*PARTES DEL EJERCICIO*:
a) Reescribe como lista el párrafo que comienza con "Entre los escultores navarros" del texto sobre los familiares del santo oficio y conserva sus datos principales.
b) Reproduce sin cambios el fragmento del texto sobre los familiares del santo oficio que empieza en "Entre los escultores" y llega hasta "Puente la Reina.".

*FRAGMENTO DEL DOCUMENTO*:
+ + + + +

Sobre artistas del Seiscientos que ostentaron el cargo de familiares del santo oficio, conocemos algunos casos. El citado cargo venía a ser un servidor laico de la inquisición, listo en todo momento para cumplir con los deberes del tribunal. A cambio se le permitía llevar unas armas para proteger a los inquisidores y disfrutar de cierto número de privilegios. H. Kamen, en su monografía, recuerda que el hecho de convertirse en familiar era un alto honor y aunque algunos de ellos adquirieron cierta notoriedad por hechos puntuales y por la fama legendaria que llegaron a tener, como quinta columna de informadores y espías, parece que en la práctica sus contemporáneos se preocuparon más por su excesivo número y por los privilegios tras los que se escudaban, que les colocaban por encima de la ley. A mediados del siglo XVII, se vendieron familiaridades, siguiendo los usos de venta de cargos. Martín González recuerda cómo algunos escultores sintieron especial estima por este tipo de cargos religiosos, llegando a ser familiares del santo oficio, como ocurre con Pedro de Mena, o inspectores de aquel tribunal en el caso de Francisco Salzillo. 

Entre los escultores navarros que ostentaron tal cargo figuran Juan y José de Huici e Ituren, padre e hijo que, por lo general, añadían a su nombre y apellidos la condición de familiares del santo oficio. El padre testó, en 1645, en Lumbier, fue destacado maestro del taller de Sangüesa-Lumbier y autor, entre otros, de los retablos mayores de Oyarzun, Ituren y Oroz-Betelu, mientras que su hijo (†1690) marchó a perfeccionar su arte a Oviedo con Luis Fernández de la Vega, maestro que abrió a aquella región a las corrientes castellanas del momento. Al regresar a tierras navarras fue veedor de obras de arquitectura y ensamblaje en el pontificado del obispo Roche, se afincó en Ituren y casó con María Ijurco. Entre sus obras figura el retablo mayor de Puente la Reina.

+ + + + +

*LÍNEAS EXTRAÍDAS*:
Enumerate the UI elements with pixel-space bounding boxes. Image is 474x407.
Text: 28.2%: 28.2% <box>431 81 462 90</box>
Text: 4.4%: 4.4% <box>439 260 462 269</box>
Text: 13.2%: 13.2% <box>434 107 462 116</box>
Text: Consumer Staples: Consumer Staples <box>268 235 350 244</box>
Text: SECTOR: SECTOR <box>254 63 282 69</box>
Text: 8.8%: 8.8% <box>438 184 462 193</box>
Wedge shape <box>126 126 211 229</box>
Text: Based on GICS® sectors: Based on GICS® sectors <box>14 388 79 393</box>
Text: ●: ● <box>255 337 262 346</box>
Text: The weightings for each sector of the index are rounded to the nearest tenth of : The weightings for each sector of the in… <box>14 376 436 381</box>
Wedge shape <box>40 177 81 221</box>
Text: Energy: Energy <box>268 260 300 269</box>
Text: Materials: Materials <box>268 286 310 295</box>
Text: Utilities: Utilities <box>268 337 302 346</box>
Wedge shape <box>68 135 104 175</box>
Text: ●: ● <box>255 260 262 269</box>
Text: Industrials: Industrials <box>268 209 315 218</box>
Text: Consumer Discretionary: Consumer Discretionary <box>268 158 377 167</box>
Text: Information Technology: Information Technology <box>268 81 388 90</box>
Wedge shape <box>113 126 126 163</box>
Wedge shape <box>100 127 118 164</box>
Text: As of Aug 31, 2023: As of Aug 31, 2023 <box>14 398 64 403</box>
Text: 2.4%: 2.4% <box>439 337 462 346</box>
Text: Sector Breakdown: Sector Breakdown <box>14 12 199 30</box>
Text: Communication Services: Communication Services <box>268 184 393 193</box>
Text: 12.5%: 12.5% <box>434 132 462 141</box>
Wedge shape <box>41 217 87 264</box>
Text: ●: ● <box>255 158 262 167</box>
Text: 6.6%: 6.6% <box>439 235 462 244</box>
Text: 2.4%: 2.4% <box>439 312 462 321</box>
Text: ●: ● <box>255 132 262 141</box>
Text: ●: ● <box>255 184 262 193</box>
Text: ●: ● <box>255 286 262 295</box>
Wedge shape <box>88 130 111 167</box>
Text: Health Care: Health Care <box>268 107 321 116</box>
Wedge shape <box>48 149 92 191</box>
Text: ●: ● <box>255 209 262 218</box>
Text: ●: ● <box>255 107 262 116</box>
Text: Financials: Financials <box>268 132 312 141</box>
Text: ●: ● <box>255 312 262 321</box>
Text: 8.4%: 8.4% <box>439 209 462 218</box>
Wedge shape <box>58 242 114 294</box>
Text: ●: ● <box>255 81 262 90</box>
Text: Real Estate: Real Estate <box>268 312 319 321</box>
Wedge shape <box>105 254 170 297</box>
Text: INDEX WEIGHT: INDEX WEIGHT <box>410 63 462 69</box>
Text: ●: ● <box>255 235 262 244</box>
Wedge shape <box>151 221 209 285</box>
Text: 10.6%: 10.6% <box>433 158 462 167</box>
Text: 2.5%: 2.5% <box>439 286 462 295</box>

+ + + + +

*RESPUESTAS ESCRITAS*:
a)
- Juan y José de Huici e Ituren, padre e hijo, eran escultores navarros y familiares del santo oficio. Solían añadir esa condición a su nombre.
- El padre testó en 1645 en Lumbier. Fue maestro destacado del taller de Sangüesa-Lumbier y autor de los retablos mayores de Oyarzun, Ituren y Oroz-Betelu, entre otros.
- El hijo (†1690) se perfeccionó en Oviedo con Luis Fernández de la Vega, que abrió aquella región a las corrientes castellanas.
- De vuelta en Navarra, el hijo fue veedor de obras de arquitectura y ensamblaje en el pontificado del obispo Roche. Se afincó en Ituren, se casó con María Ijurco y realizó, entre otras obras, el retablo mayor de Puente la Reina.

b)
Entre los escultores navarros que ostentaron tal cargo figuran Juan y José de Huici e Ituren, padre e hijo que, por lo general, añadían a su nombre y apellidos la condición de familiares del santo oficio. El padre testó, en 1645, en Lumbier, fue destacado maestro del taller de Sangüesa-Lumbier y autor, entre otros, de los retablos mayores de Oyarzun, Ituren y Oroz-Betelu, mientras que su hijo (†1690) marchó a perfeccionar su arte a Oviedo con Luis Fernández de la Vega, maestro que abrió a aquella región a las corrientes castellanas del momento. Al regresar a tierras navarras fue veedor de obras de arquitectura y ensamblaje en el pontificado del obispo Roche, se afincó en Ituren y casó con María Ijurco. Entre sus obras figura el retablo mayor de Puente la Reina.